[Set task]: Pull out every line containing the string "this".

(Data records)
:::
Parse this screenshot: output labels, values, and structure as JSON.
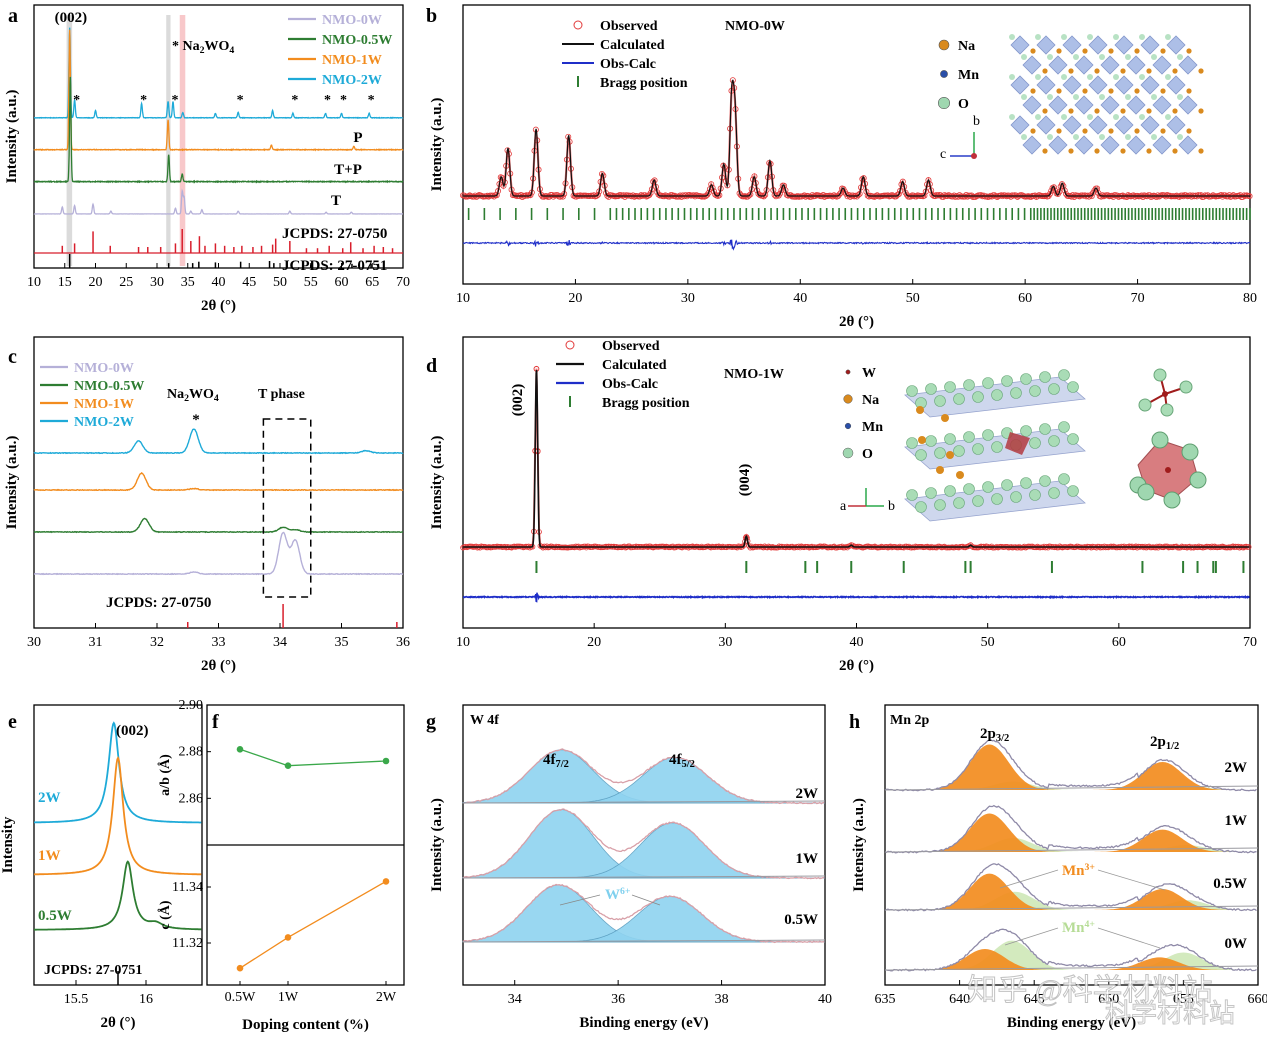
{
  "panel_labels": [
    "a",
    "b",
    "c",
    "d",
    "e",
    "f",
    "g",
    "h"
  ],
  "colors": {
    "w0": "#b5b0d8",
    "w05": "#2e7d32",
    "w1": "#f28c1e",
    "w2": "#1eaad8",
    "red": "#d81e2c",
    "obs": "#e23a3a",
    "calc": "#111111",
    "diff": "#1f2ec8",
    "bragg": "#2e7d32",
    "green": "#3aa84a",
    "orange": "#f28c1e",
    "fill_blue": "#8fd3f0",
    "fill_orange": "#f28c1e",
    "fill_green": "#cfe8b8",
    "envelope": "#d8a0a8"
  },
  "watermark": {
    "line1": "知乎 @科学材料站",
    "line2": "科学材料站"
  },
  "chart_data": [
    {
      "id": "a",
      "type": "line",
      "title": "",
      "xlabel": "2θ (°)",
      "ylabel": "Intensity (a.u.)",
      "xlim": [
        10,
        70
      ],
      "xticks": [
        10,
        15,
        20,
        25,
        30,
        35,
        40,
        45,
        50,
        55,
        60,
        65,
        70
      ],
      "legend": [
        "NMO-0W",
        "NMO-0.5W",
        "NMO-1W",
        "NMO-2W"
      ],
      "annotations": {
        "peak_002": "(002)",
        "star_legend": "* Na2WO4",
        "P": "P",
        "TP": "T+P",
        "T": "T",
        "ref1": "JCPDS: 27-0750",
        "ref2": "JCPDS: 27-0751"
      },
      "series": [
        {
          "name": "NMO-2W",
          "offset": 4,
          "peaks": [
            [
              15.8,
              1.0
            ],
            [
              16.6,
              0.2
            ],
            [
              20.0,
              0.08
            ],
            [
              27.5,
              0.16
            ],
            [
              31.8,
              0.18
            ],
            [
              32.6,
              0.18
            ],
            [
              34.2,
              0.06
            ],
            [
              39.5,
              0.05
            ],
            [
              43.2,
              0.06
            ],
            [
              48.8,
              0.08
            ],
            [
              52.1,
              0.05
            ],
            [
              57.4,
              0.05
            ],
            [
              60.0,
              0.05
            ],
            [
              64.5,
              0.05
            ]
          ]
        },
        {
          "name": "NMO-1W",
          "offset": 3,
          "peaks": [
            [
              15.8,
              1.0
            ],
            [
              31.8,
              0.25
            ],
            [
              48.6,
              0.04
            ],
            [
              62.0,
              0.03
            ]
          ]
        },
        {
          "name": "NMO-0.5W",
          "offset": 2,
          "peaks": [
            [
              15.9,
              0.7
            ],
            [
              31.9,
              0.18
            ],
            [
              34.1,
              0.05
            ]
          ]
        },
        {
          "name": "NMO-0W",
          "offset": 1,
          "peaks": [
            [
              14.6,
              0.25
            ],
            [
              16.6,
              0.3
            ],
            [
              19.6,
              0.35
            ],
            [
              22.5,
              0.1
            ],
            [
              33.0,
              0.2
            ],
            [
              34.1,
              0.8
            ],
            [
              34.4,
              0.6
            ],
            [
              35.5,
              0.1
            ],
            [
              37.3,
              0.15
            ],
            [
              43.2,
              0.1
            ],
            [
              51.6,
              0.1
            ],
            [
              57.5,
              0.06
            ],
            [
              61.6,
              0.06
            ]
          ]
        }
      ],
      "star_positions": [
        16.6,
        27.5,
        32.6,
        43.2,
        52.1,
        57.4,
        60.0,
        64.5
      ],
      "ref_0750": [
        [
          14.6,
          0.3
        ],
        [
          16.6,
          0.4
        ],
        [
          19.6,
          0.9
        ],
        [
          22.4,
          0.3
        ],
        [
          27.0,
          0.25
        ],
        [
          28.5,
          0.25
        ],
        [
          30.6,
          0.25
        ],
        [
          33.0,
          0.4
        ],
        [
          34.1,
          1.0
        ],
        [
          35.5,
          0.5
        ],
        [
          36.9,
          0.7
        ],
        [
          37.8,
          0.3
        ],
        [
          39.5,
          0.4
        ],
        [
          41.0,
          0.3
        ],
        [
          42.5,
          0.25
        ],
        [
          43.8,
          0.3
        ],
        [
          45.6,
          0.25
        ],
        [
          47.0,
          0.3
        ],
        [
          48.8,
          0.35
        ],
        [
          49.3,
          0.6
        ],
        [
          51.6,
          0.5
        ],
        [
          54.3,
          0.2
        ],
        [
          56.1,
          0.2
        ],
        [
          58.0,
          0.3
        ],
        [
          60.2,
          0.2
        ],
        [
          61.5,
          0.45
        ],
        [
          63.5,
          0.2
        ],
        [
          65.3,
          0.3
        ],
        [
          66.8,
          0.25
        ],
        [
          68.3,
          0.2
        ]
      ],
      "ref_0751": [
        [
          15.8,
          1.0
        ],
        [
          31.9,
          0.35
        ],
        [
          35.8,
          0.35
        ],
        [
          36.8,
          0.45
        ],
        [
          39.5,
          0.4
        ],
        [
          43.6,
          0.45
        ],
        [
          48.3,
          0.5
        ],
        [
          49.0,
          0.35
        ],
        [
          55.0,
          0.25
        ],
        [
          61.7,
          0.3
        ],
        [
          64.8,
          0.3
        ],
        [
          66.0,
          0.3
        ]
      ]
    },
    {
      "id": "b",
      "type": "line",
      "title": "NMO-0W",
      "xlabel": "2θ (°)",
      "ylabel": "Intensity (a.u.)",
      "xlim": [
        10,
        80
      ],
      "xticks": [
        10,
        20,
        30,
        40,
        50,
        60,
        70,
        80
      ],
      "legend": [
        "Observed",
        "Calculated",
        "Obs-Calc",
        "Bragg position"
      ],
      "atoms": [
        "Na",
        "Mn",
        "O"
      ],
      "peaks": [
        [
          13.4,
          0.12
        ],
        [
          14.0,
          0.3
        ],
        [
          16.5,
          0.42
        ],
        [
          19.4,
          0.38
        ],
        [
          22.4,
          0.14
        ],
        [
          27.0,
          0.1
        ],
        [
          32.1,
          0.07
        ],
        [
          33.2,
          0.2
        ],
        [
          33.9,
          0.6
        ],
        [
          34.2,
          0.5
        ],
        [
          35.9,
          0.12
        ],
        [
          37.3,
          0.22
        ],
        [
          38.5,
          0.07
        ],
        [
          43.8,
          0.05
        ],
        [
          45.6,
          0.12
        ],
        [
          49.1,
          0.09
        ],
        [
          51.4,
          0.1
        ],
        [
          62.5,
          0.06
        ],
        [
          63.3,
          0.08
        ],
        [
          66.3,
          0.05
        ]
      ]
    },
    {
      "id": "c",
      "type": "line",
      "title": "",
      "xlabel": "2θ (°)",
      "ylabel": "Intensity (a.u.)",
      "xlim": [
        30,
        36
      ],
      "xticks": [
        30,
        31,
        32,
        33,
        34,
        35,
        36
      ],
      "legend": [
        "NMO-0W",
        "NMO-0.5W",
        "NMO-1W",
        "NMO-2W"
      ],
      "annotations": {
        "na2wo4": "Na2WO4",
        "star": "*",
        "tphase": "T phase",
        "ref": "JCPDS: 27-0750"
      },
      "series": [
        {
          "name": "NMO-2W",
          "offset": 4,
          "peaks": [
            [
              31.7,
              0.25
            ],
            [
              32.6,
              0.5
            ],
            [
              35.4,
              0.05
            ]
          ]
        },
        {
          "name": "NMO-1W",
          "offset": 3,
          "peaks": [
            [
              31.75,
              0.35
            ],
            [
              32.6,
              0.03
            ]
          ]
        },
        {
          "name": "NMO-0.5W",
          "offset": 2,
          "peaks": [
            [
              31.8,
              0.28
            ],
            [
              34.05,
              0.1
            ],
            [
              34.25,
              0.05
            ]
          ]
        },
        {
          "name": "NMO-0W",
          "offset": 1,
          "peaks": [
            [
              32.6,
              0.04
            ],
            [
              34.05,
              0.85
            ],
            [
              34.25,
              0.7
            ]
          ]
        }
      ],
      "ref_0750": [
        [
          32.5,
          0.25
        ],
        [
          34.05,
          1.0
        ],
        [
          35.9,
          0.25
        ]
      ]
    },
    {
      "id": "d",
      "type": "line",
      "title": "NMO-1W",
      "xlabel": "2θ (°)",
      "ylabel": "Intensity (a.u.)",
      "xlim": [
        10,
        70
      ],
      "xticks": [
        10,
        20,
        30,
        40,
        50,
        60,
        70
      ],
      "legend": [
        "Observed",
        "Calculated",
        "Obs-Calc",
        "Bragg position"
      ],
      "atoms": [
        "W",
        "Na",
        "Mn",
        "O"
      ],
      "annotations": {
        "p002": "(002)",
        "p004": "(004)"
      },
      "peaks": [
        [
          15.6,
          1.0
        ],
        [
          31.6,
          0.06
        ],
        [
          39.6,
          0.01
        ],
        [
          48.7,
          0.01
        ]
      ],
      "bragg": [
        15.6,
        31.6,
        36.1,
        37.0,
        39.6,
        43.6,
        48.3,
        48.7,
        54.9,
        61.8,
        64.9,
        66.0,
        67.2,
        67.4,
        69.5
      ]
    },
    {
      "id": "e",
      "type": "line",
      "title": "",
      "xlabel": "2θ (°)",
      "ylabel": "Intensity",
      "xlim": [
        15.2,
        16.4
      ],
      "xticks": [
        15.5,
        16.0
      ],
      "annotations": {
        "peak": "(002)",
        "ref": "JCPDS: 27-0751"
      },
      "series": [
        {
          "name": "2W",
          "center": 15.77,
          "offset": 2
        },
        {
          "name": "1W",
          "center": 15.8,
          "offset": 1
        },
        {
          "name": "0.5W",
          "center": 15.87,
          "offset": 0
        }
      ]
    },
    {
      "id": "f",
      "type": "line",
      "title": "",
      "xlabel": "Doping content (%)",
      "categories": [
        "0.5W",
        "1W",
        "2W"
      ],
      "series": [
        {
          "name": "a/b (Å)",
          "values": [
            2.881,
            2.874,
            2.876
          ],
          "ylim": [
            2.84,
            2.9
          ],
          "yticks": [
            2.86,
            2.88,
            2.9
          ]
        },
        {
          "name": "c (Å)",
          "values": [
            11.311,
            11.322,
            11.342
          ],
          "ylim": [
            11.305,
            11.355
          ],
          "yticks": [
            11.32,
            11.34
          ]
        }
      ]
    },
    {
      "id": "g",
      "type": "area",
      "title": "W 4f",
      "xlabel": "Binding energy (eV)",
      "ylabel": "Intensity (a.u.)",
      "xlim": [
        33,
        40
      ],
      "xticks": [
        34,
        36,
        38,
        40
      ],
      "annotations": {
        "p1": "4f7/2",
        "p2": "4f5/2",
        "w6": "W6+"
      },
      "samples": [
        {
          "name": "2W",
          "peaks": [
            [
              34.9,
              0.56
            ],
            [
              37.1,
              0.48
            ]
          ]
        },
        {
          "name": "1W",
          "peaks": [
            [
              34.9,
              0.72
            ],
            [
              37.05,
              0.58
            ]
          ]
        },
        {
          "name": "0.5W",
          "peaks": [
            [
              34.85,
              0.6
            ],
            [
              37.0,
              0.48
            ]
          ]
        }
      ]
    },
    {
      "id": "h",
      "type": "area",
      "title": "Mn 2p",
      "xlabel": "Binding energy (eV)",
      "ylabel": "Intensity (a.u.)",
      "xlim": [
        635,
        660
      ],
      "xticks": [
        635,
        640,
        645,
        650,
        655,
        660
      ],
      "annotations": {
        "p1": "2p3/2",
        "p2": "2p1/2",
        "mn3": "Mn3+",
        "mn4": "Mn4+"
      },
      "samples": [
        {
          "name": "2W",
          "mn3": [
            [
              642.0,
              0.65
            ],
            [
              653.6,
              0.4
            ]
          ],
          "mn4": [
            [
              643.6,
              0.12
            ],
            [
              655.2,
              0.06
            ]
          ]
        },
        {
          "name": "1W",
          "mn3": [
            [
              642.0,
              0.55
            ],
            [
              653.6,
              0.32
            ]
          ],
          "mn4": [
            [
              643.6,
              0.2
            ],
            [
              655.2,
              0.1
            ]
          ]
        },
        {
          "name": "0.5W",
          "mn3": [
            [
              642.0,
              0.52
            ],
            [
              653.6,
              0.3
            ]
          ],
          "mn4": [
            [
              643.7,
              0.26
            ],
            [
              655.3,
              0.14
            ]
          ]
        },
        {
          "name": "0W",
          "mn3": [
            [
              641.7,
              0.3
            ],
            [
              653.4,
              0.18
            ]
          ],
          "mn4": [
            [
              643.5,
              0.42
            ],
            [
              655.0,
              0.25
            ]
          ]
        }
      ]
    }
  ]
}
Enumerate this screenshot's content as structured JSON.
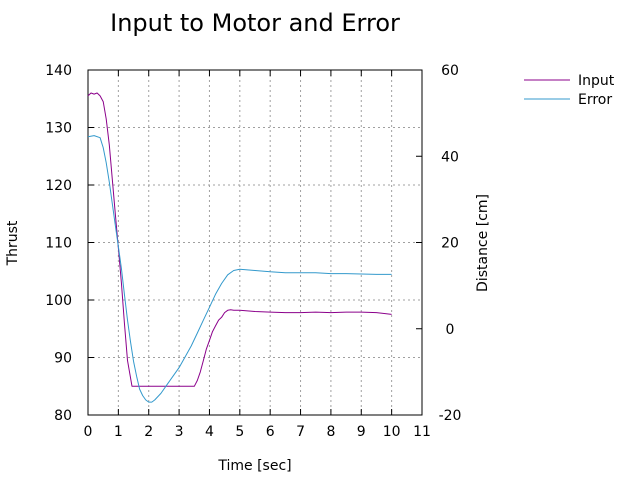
{
  "chart_data": {
    "type": "line",
    "title": "Input to Motor and Error",
    "xlabel": "Time [sec]",
    "ylabel": "Thrust",
    "y2label": "Distance [cm]",
    "xlim": [
      0,
      11
    ],
    "ylim": [
      80,
      140
    ],
    "y2lim": [
      -20,
      60
    ],
    "xticks": [
      "0",
      "1",
      "2",
      "3",
      "4",
      "5",
      "6",
      "7",
      "8",
      "9",
      "10",
      "11"
    ],
    "yticks": [
      "80",
      "90",
      "100",
      "110",
      "120",
      "130",
      "140"
    ],
    "y2ticks": [
      "-20",
      "0",
      "20",
      "40",
      "60"
    ],
    "grid": true,
    "legend_position": "top-right outside plot",
    "series": [
      {
        "name": "Input",
        "axis": "left",
        "color": "#8b008b",
        "x": [
          0,
          0.1,
          0.2,
          0.3,
          0.4,
          0.5,
          0.6,
          0.7,
          0.8,
          0.9,
          1.0,
          1.1,
          1.2,
          1.3,
          1.45,
          1.6,
          1.8,
          2.0,
          2.5,
          3.0,
          3.5,
          3.6,
          3.7,
          3.8,
          3.9,
          4.0,
          4.1,
          4.2,
          4.3,
          4.4,
          4.5,
          4.6,
          4.7,
          4.8,
          5.0,
          5.5,
          6.0,
          6.5,
          7.0,
          7.5,
          8.0,
          8.5,
          9.0,
          9.5,
          10.0
        ],
        "values": [
          135.5,
          136.0,
          135.8,
          136.0,
          135.5,
          134.5,
          131.5,
          127.0,
          121.0,
          115.0,
          109.0,
          103.0,
          96.0,
          89.5,
          85.0,
          85.0,
          85.0,
          85.0,
          85.0,
          85.0,
          85.0,
          86.0,
          87.5,
          89.5,
          91.5,
          93.0,
          94.5,
          95.5,
          96.5,
          97.0,
          97.8,
          98.2,
          98.3,
          98.2,
          98.2,
          98.0,
          97.9,
          97.8,
          97.8,
          97.9,
          97.8,
          97.9,
          97.9,
          97.8,
          97.5
        ]
      },
      {
        "name": "Error",
        "axis": "right",
        "color": "#3399cc",
        "x": [
          0,
          0.2,
          0.4,
          0.5,
          0.6,
          0.7,
          0.8,
          0.9,
          1.0,
          1.1,
          1.2,
          1.3,
          1.4,
          1.5,
          1.6,
          1.7,
          1.8,
          1.9,
          2.0,
          2.1,
          2.2,
          2.4,
          2.6,
          2.8,
          3.0,
          3.2,
          3.4,
          3.6,
          3.8,
          4.0,
          4.2,
          4.4,
          4.6,
          4.8,
          5.0,
          5.5,
          6.0,
          6.5,
          7.0,
          7.5,
          8.0,
          8.5,
          9.0,
          9.5,
          10.0
        ],
        "values": [
          44.5,
          44.8,
          44.3,
          42.0,
          38.5,
          34.0,
          29.0,
          24.0,
          19.0,
          14.0,
          8.0,
          2.0,
          -3.0,
          -7.5,
          -11.0,
          -14.0,
          -15.5,
          -16.5,
          -17.0,
          -17.0,
          -16.5,
          -15.0,
          -13.0,
          -11.0,
          -9.0,
          -6.5,
          -4.0,
          -1.0,
          2.0,
          5.0,
          8.0,
          10.5,
          12.5,
          13.5,
          13.8,
          13.5,
          13.2,
          13.0,
          13.0,
          13.0,
          12.8,
          12.8,
          12.7,
          12.6,
          12.6
        ]
      }
    ]
  }
}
:::
[Task solution]:
Parse this screenshot: output labels, values, and structure as JSON.
Enumerate this screenshot's content as structured JSON.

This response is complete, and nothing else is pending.